Written task :: For each line below that includes the word "this", make a copy.

Input data ::
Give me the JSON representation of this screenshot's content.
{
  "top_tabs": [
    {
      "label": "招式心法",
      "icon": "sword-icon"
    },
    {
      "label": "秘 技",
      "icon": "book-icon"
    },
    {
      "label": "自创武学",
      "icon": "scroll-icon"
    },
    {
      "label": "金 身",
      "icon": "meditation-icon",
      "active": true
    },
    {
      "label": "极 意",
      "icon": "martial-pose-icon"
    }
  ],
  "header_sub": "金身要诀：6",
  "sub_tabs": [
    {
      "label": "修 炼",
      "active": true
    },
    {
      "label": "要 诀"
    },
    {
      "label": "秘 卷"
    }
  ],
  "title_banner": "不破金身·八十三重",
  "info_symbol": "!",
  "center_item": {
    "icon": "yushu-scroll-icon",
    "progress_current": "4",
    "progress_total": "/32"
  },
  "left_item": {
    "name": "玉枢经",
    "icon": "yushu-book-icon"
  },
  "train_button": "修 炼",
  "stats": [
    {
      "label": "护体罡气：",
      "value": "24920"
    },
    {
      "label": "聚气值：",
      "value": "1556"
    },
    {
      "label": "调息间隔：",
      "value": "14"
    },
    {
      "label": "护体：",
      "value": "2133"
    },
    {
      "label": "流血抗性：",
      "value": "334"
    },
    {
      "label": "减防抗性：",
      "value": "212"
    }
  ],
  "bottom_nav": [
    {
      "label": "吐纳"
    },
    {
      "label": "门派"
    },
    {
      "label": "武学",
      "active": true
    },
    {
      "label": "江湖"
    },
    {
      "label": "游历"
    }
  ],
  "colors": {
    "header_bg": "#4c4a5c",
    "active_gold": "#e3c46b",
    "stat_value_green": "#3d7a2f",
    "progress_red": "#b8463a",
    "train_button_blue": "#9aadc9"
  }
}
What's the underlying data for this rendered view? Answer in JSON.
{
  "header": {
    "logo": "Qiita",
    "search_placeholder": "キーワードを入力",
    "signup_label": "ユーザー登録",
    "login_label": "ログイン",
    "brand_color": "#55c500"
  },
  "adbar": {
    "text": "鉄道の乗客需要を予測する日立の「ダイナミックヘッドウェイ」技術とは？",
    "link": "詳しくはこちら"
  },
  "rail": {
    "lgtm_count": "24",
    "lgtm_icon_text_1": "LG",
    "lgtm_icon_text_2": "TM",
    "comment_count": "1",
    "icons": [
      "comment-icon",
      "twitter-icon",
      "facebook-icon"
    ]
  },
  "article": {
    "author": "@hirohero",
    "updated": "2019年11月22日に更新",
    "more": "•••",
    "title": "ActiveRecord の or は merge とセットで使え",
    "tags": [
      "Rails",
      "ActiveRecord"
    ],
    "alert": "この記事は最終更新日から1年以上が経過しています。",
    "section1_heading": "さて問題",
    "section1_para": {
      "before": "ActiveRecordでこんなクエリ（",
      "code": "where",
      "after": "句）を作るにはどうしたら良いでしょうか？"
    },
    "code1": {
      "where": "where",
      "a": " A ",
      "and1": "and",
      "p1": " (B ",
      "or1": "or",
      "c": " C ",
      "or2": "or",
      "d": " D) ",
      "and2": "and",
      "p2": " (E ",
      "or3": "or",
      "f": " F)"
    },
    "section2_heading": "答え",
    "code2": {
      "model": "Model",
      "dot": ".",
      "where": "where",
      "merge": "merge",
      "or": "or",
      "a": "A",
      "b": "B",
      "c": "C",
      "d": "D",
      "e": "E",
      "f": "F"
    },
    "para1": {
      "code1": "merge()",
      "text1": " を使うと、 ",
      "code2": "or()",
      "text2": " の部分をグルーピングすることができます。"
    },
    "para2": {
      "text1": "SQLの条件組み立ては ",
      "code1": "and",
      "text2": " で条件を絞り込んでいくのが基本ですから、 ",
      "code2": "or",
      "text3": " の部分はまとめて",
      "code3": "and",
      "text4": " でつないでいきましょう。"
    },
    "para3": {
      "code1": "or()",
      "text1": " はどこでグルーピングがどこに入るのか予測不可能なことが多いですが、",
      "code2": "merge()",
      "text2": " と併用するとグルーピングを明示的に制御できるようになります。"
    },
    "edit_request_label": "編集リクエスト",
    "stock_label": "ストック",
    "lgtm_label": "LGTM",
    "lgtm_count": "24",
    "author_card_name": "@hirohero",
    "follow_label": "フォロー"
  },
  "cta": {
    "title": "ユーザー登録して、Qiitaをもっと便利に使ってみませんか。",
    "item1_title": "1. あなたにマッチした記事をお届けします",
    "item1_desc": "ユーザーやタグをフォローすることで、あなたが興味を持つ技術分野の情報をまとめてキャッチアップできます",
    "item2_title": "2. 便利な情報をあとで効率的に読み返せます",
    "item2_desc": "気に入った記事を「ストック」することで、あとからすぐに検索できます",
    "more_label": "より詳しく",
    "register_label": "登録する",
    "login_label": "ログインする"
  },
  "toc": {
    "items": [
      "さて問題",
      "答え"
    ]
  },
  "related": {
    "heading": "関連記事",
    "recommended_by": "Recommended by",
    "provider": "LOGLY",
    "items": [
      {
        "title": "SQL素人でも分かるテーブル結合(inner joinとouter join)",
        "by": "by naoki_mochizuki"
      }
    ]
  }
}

Complete answer ::
Give me the JSON representation of this screenshot's content.
What's the underlying data for this rendered view? Answer in JSON.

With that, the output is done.